## Data for this exercise
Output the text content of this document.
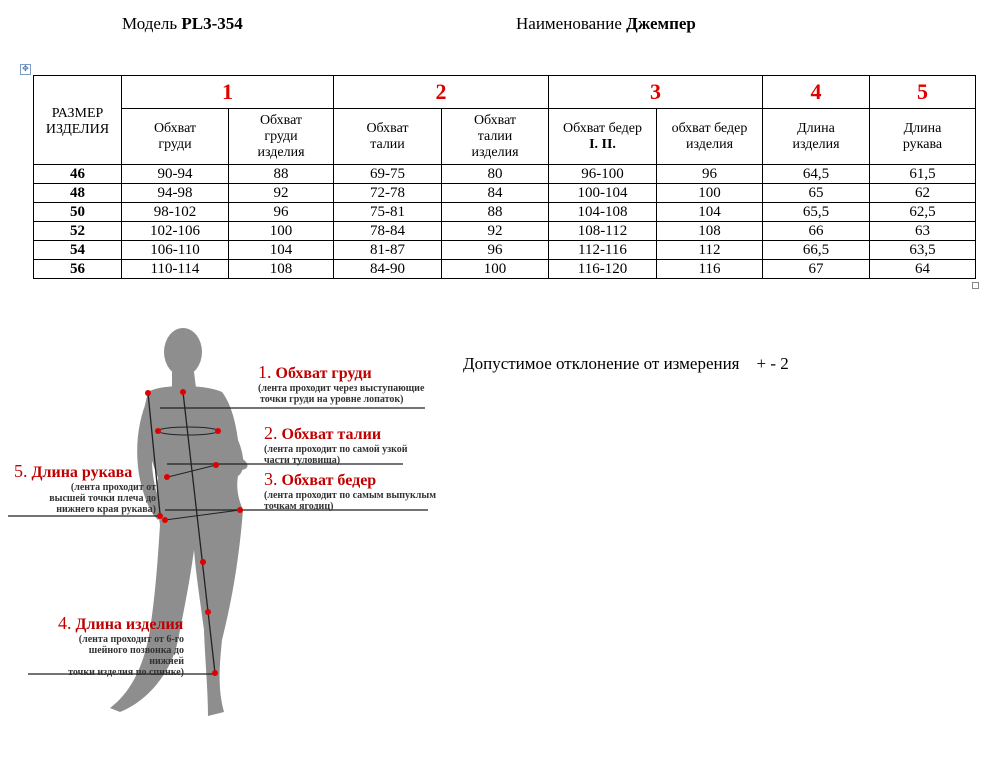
Модель PL3-354	Наименование Джемпер
✥
РАЗМЕР ИЗДЕЛИЯ	1		2		3		4	5
	Обхват груди	Обхват груди изделия	Обхват талии	Обхват талии изделия	Обхват бедер
I. II.	обхват бедер изделия	Длина изделия	Длина рукава
46	90-94	88	69-75	80	96-100	96	64,5	61,5
48	94-98	92	72-78	84	100-104	100	65	62
50	98-102	96	75-81	88	104-108	104	65,5	62,5
52	102-106	100	78-84	92	108-112	108	66	63
54	106-110	104	81-87	96	112-116	112	66,5	63,5
56	110-114	108	84-90	100	116-120	116	67	64
Допустимое отклонение от измерения    + - 2
1. Обхват груди
(лента проходит через выступающие
точки груди на уровне лопаток)
2. Обхват талии
(лента проходит по самой узкой
части туловища)
3. Обхват бедер
(лента проходит по самым выпуклым
точкам ягодиц)
5. Длина рукава
(лента проходит от
высшей точки плеча до
нижнего края рукава)
4. Длина изделия
(лента проходит от 6-го
шейного позвонка до нижней
точки изделия по спинке)
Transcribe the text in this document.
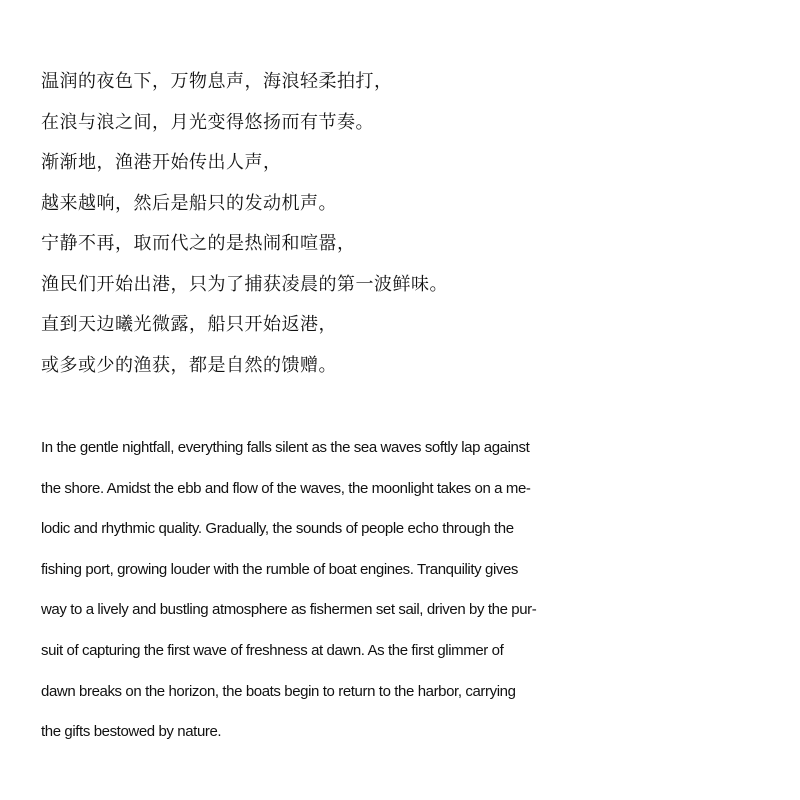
温润的夜色下，万物息声，海浪轻柔拍打，
在浪与浪之间，月光变得悠扬而有节奏。
渐渐地，渔港开始传出人声，
越来越响，然后是船只的发动机声。
宁静不再，取而代之的是热闹和喧嚣，
渔民们开始出港，只为了捕获凌晨的第一波鲜味。
直到天边曦光微露，船只开始返港，
或多或少的渔获，都是自然的馈赠。
In the gentle nightfall, everything falls silent as the sea waves softly lap against
the shore. Amidst the ebb and flow of the waves, the moonlight takes on a me-
lodic and rhythmic quality. Gradually, the sounds of people echo through the
fishing port, growing louder with the rumble of boat engines. Tranquility gives
way to a lively and bustling atmosphere as fishermen set sail, driven by the pur-
suit of capturing the first wave of freshness at dawn. As the first glimmer of
dawn breaks on the horizon, the boats begin to return to the harbor, carrying
the gifts bestowed by nature.
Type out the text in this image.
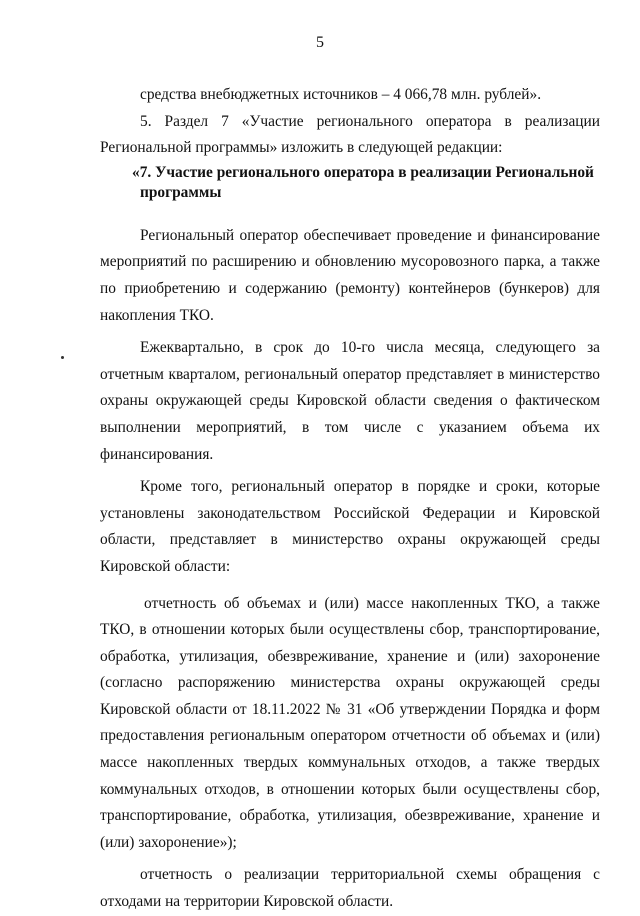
5

средства внебюджетных источников – 4 066,78 млн. рублей».

5. Раздел 7 «Участие регионального оператора в реализации Региональной программы» изложить в следующей редакции:

«7. Участие регионального оператора в реализации Региональной программы

Региональный оператор обеспечивает проведение и финансирование мероприятий по расширению и обновлению мусоровозного парка, а также по приобретению и содержанию (ремонту) контейнеров (бункеров) для накопления ТКО.

Ежеквартально, в срок до 10-го числа месяца, следующего за отчетным кварталом, региональный оператор представляет в министерство охраны окружающей среды Кировской области сведения о фактическом выполнении мероприятий, в том числе с указанием объема их финансирования.

Кроме того, региональный оператор в порядке и сроки, которые установлены законодательством Российской Федерации и Кировской области, представляет в министерство охраны окружающей среды Кировской области:

отчетность об объемах и (или) массе накопленных ТКО, а также ТКО, в отношении которых были осуществлены сбор, транспортирование, обработка, утилизация, обезвреживание, хранение и (или) захоронение (согласно распоряжению министерства охраны окружающей среды Кировской области от 18.11.2022 № 31 «Об утверждении Порядка и форм предоставления региональным оператором отчетности об объемах и (или) массе накопленных твердых коммунальных отходов, а также твердых коммунальных отходов, в отношении которых были осуществлены сбор, транспортирование, обработка, утилизация, обезвреживание, хранение и (или) захоронение»);

отчетность о реализации территориальной схемы обращения с отходами на территории Кировской области.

## Short exercise
Return the material word for word. Pictures are not part of the copy.

## Answer to this problem
Output the text content of this document.
Модель PL3-354	Наименование Джемпер
✥
РАЗМЕР ИЗДЕЛИЯ	1		2		3		4	5
	Обхват груди	Обхват груди изделия	Обхват талии	Обхват талии изделия	Обхват бедер
I. II.	обхват бедер изделия	Длина изделия	Длина рукава
46	90-94	88	69-75	80	96-100	96	64,5	61,5
48	94-98	92	72-78	84	100-104	100	65	62
50	98-102	96	75-81	88	104-108	104	65,5	62,5
52	102-106	100	78-84	92	108-112	108	66	63
54	106-110	104	81-87	96	112-116	112	66,5	63,5
56	110-114	108	84-90	100	116-120	116	67	64
Допустимое отклонение от измерения    + - 2
1. Обхват груди
(лента проходит через выступающие
точки груди на уровне лопаток)
2. Обхват талии
(лента проходит по самой узкой
части туловища)
3. Обхват бедер
(лента проходит по самым выпуклым
точкам ягодиц)
5. Длина рукава
(лента проходит от
высшей точки плеча до
нижнего края рукава)
4. Длина изделия
(лента проходит от 6-го
шейного позвонка до нижней
точки изделия по спинке)
Transcribe the text in this document.
温润的夜色下，万物息声，海浪轻柔拍打，
在浪与浪之间，月光变得悠扬而有节奏。
渐渐地，渔港开始传出人声，
越来越响，然后是船只的发动机声。
宁静不再，取而代之的是热闹和喧嚣，
渔民们开始出港，只为了捕获凌晨的第一波鲜味。
直到天边曦光微露，船只开始返港，
或多或少的渔获，都是自然的馈赠。
In the gentle nightfall, everything falls silent as the sea waves softly lap against
the shore. Amidst the ebb and flow of the waves, the moonlight takes on a me-
lodic and rhythmic quality. Gradually, the sounds of people echo through the
fishing port, growing louder with the rumble of boat engines. Tranquility gives
way to a lively and bustling atmosphere as fishermen set sail, driven by the pur-
suit of capturing the first wave of freshness at dawn. As the first glimmer of
dawn breaks on the horizon, the boats begin to return to the harbor, carrying
the gifts bestowed by nature.
Type out the text in this image.
5

средства внебюджетных источников – 4 066,78 млн. рублей».

5. Раздел 7 «Участие регионального оператора в реализации Региональной программы» изложить в следующей редакции:

«7. Участие регионального оператора в реализации Региональной программы

Региональный оператор обеспечивает проведение и финансирование мероприятий по расширению и обновлению мусоровозного парка, а также по приобретению и содержанию (ремонту) контейнеров (бункеров) для накопления ТКО.

Ежеквартально, в срок до 10-го числа месяца, следующего за отчетным кварталом, региональный оператор представляет в министерство охраны окружающей среды Кировской области сведения о фактическом выполнении мероприятий, в том числе с указанием объема их финансирования.

Кроме того, региональный оператор в порядке и сроки, которые установлены законодательством Российской Федерации и Кировской области, представляет в министерство охраны окружающей среды Кировской области:

отчетность об объемах и (или) массе накопленных ТКО, а также ТКО, в отношении которых были осуществлены сбор, транспортирование, обработка, утилизация, обезвреживание, хранение и (или) захоронение (согласно распоряжению министерства охраны окружающей среды Кировской области от 18.11.2022 № 31 «Об утверждении Порядка и форм предоставления региональным оператором отчетности об объемах и (или) массе накопленных твердых коммунальных отходов, а также твердых коммунальных отходов, в отношении которых были осуществлены сбор, транспортирование, обработка, утилизация, обезвреживание, хранение и (или) захоронение»);

отчетность о реализации территориальной схемы обращения с отходами на территории Кировской области.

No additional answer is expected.